#### WHAT TO DO
From the records below, extract all the text exactly and leave the images behind.

#### RECORD EXCERPTS
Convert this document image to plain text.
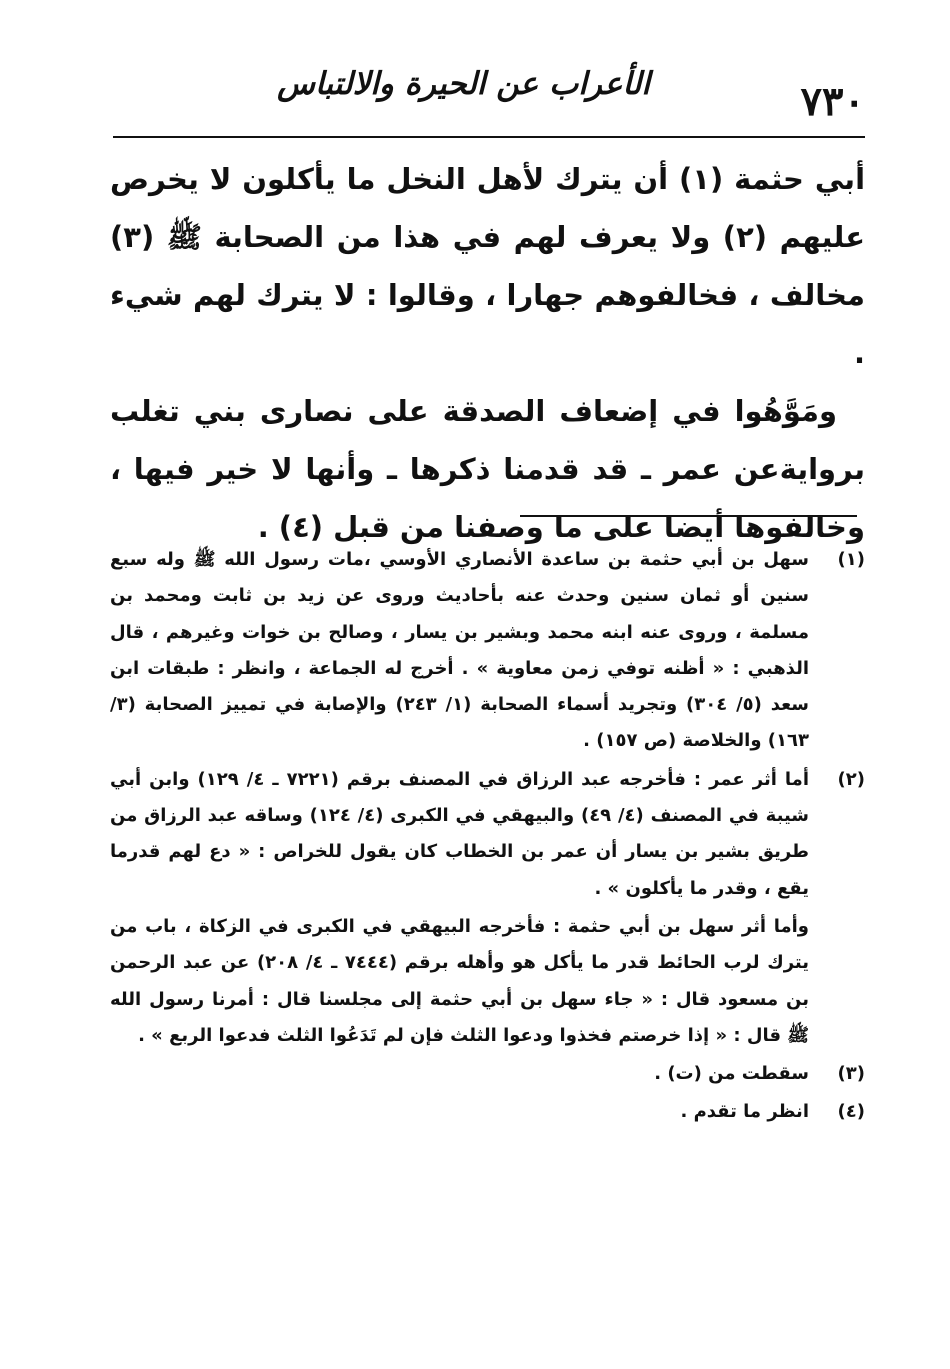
٧٣٠
الأعراب عن الحيرة والالتباس

أبي حثمة (١) أن يترك لأهل النخل ما يأكلون لا يخرص عليهم (٢) ولا يعرف لهم في هذا من الصحابة ﷺ (٣) مخالف ، فخالفوهم جهارا ، وقالوا : لا يترك لهم شيء .

ومَوَّهُوا في إضعاف الصدقة على نصارى بني تغلب بروايةعن عمر ـ قد قدمنا ذكرها ـ وأنها لا خير فيها ، وخالفوها أيضا على ما وصفنا من قبل (٤) .

(١)

سهل بن أبي حثمة بن ساعدة الأنصاري الأوسي ،مات رسول الله ﷺ وله سبع سنين أو ثمان سنين وحدث عنه بأحاديث وروى عن زيد بن ثابت ومحمد بن مسلمة ، وروى عنه ابنه محمد وبشير بن يسار ، وصالح بن خوات وغيرهم ، قال الذهبي : « أظنه توفي زمن معاوية » . أخرج له الجماعة ، وانظر : طبقات ابن سعد (٥/ ٣٠٤) وتجريد أسماء الصحابة (١/ ٢٤٣) والإصابة في تمييز الصحابة (٣/ ١٦٣) والخلاصة (ص ١٥٧) .

(٢)

أما أثر عمر : فأخرجه عبد الرزاق في المصنف برقم (٧٢٢١ ـ ٤/ ١٢٩) وابن أبي شيبة في المصنف (٤/ ٤٩) والبيهقي في الكبرى (٤/ ١٢٤) وساقه عبد الرزاق من طريق بشير بن يسار أن عمر بن الخطاب كان يقول للخراص : « دع لهم قدرما يقع ، وقدر ما يأكلون » .

وأما أثر سهل بن أبي حثمة : فأخرجه البيهقي في الكبرى في الزكاة ، باب من يترك لرب الحائط قدر ما يأكل هو وأهله برقم (٧٤٤٤ ـ ٤/ ٢٠٨) عن عبد الرحمن بن مسعود قال : « جاء سهل بن أبي حثمة إلى مجلسنا قال : أمرنا رسول الله ﷺ قال : « إذا خرصتم فخذوا ودعوا الثلث فإن لم تَدَعُوا الثلث فدعوا الربع » .

(٣)

سقطت من (ت) .

(٤)

انظر ما تقدم .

#### ANSWER TO THE PROBLEM
Convert this document image to plain text.
٧٣٠
الأعراب عن الحيرة والالتباس

أبي حثمة (١) أن يترك لأهل النخل ما يأكلون لا يخرص عليهم (٢) ولا يعرف لهم في هذا من الصحابة ﷺ (٣) مخالف ، فخالفوهم جهارا ، وقالوا : لا يترك لهم شيء .

ومَوَّهُوا في إضعاف الصدقة على نصارى بني تغلب بروايةعن عمر ـ قد قدمنا ذكرها ـ وأنها لا خير فيها ، وخالفوها أيضا على ما وصفنا من قبل (٤) .

(١)

سهل بن أبي حثمة بن ساعدة الأنصاري الأوسي ،مات رسول الله ﷺ وله سبع سنين أو ثمان سنين وحدث عنه بأحاديث وروى عن زيد بن ثابت ومحمد بن مسلمة ، وروى عنه ابنه محمد وبشير بن يسار ، وصالح بن خوات وغيرهم ، قال الذهبي : « أظنه توفي زمن معاوية » . أخرج له الجماعة ، وانظر : طبقات ابن سعد (٥/ ٣٠٤) وتجريد أسماء الصحابة (١/ ٢٤٣) والإصابة في تمييز الصحابة (٣/ ١٦٣) والخلاصة (ص ١٥٧) .

(٢)

أما أثر عمر : فأخرجه عبد الرزاق في المصنف برقم (٧٢٢١ ـ ٤/ ١٢٩) وابن أبي شيبة في المصنف (٤/ ٤٩) والبيهقي في الكبرى (٤/ ١٢٤) وساقه عبد الرزاق من طريق بشير بن يسار أن عمر بن الخطاب كان يقول للخراص : « دع لهم قدرما يقع ، وقدر ما يأكلون » .

وأما أثر سهل بن أبي حثمة : فأخرجه البيهقي في الكبرى في الزكاة ، باب من يترك لرب الحائط قدر ما يأكل هو وأهله برقم (٧٤٤٤ ـ ٤/ ٢٠٨) عن عبد الرحمن بن مسعود قال : « جاء سهل بن أبي حثمة إلى مجلسنا قال : أمرنا رسول الله ﷺ قال : « إذا خرصتم فخذوا ودعوا الثلث فإن لم تَدَعُوا الثلث فدعوا الربع » .

(٣)

سقطت من (ت) .

(٤)

انظر ما تقدم .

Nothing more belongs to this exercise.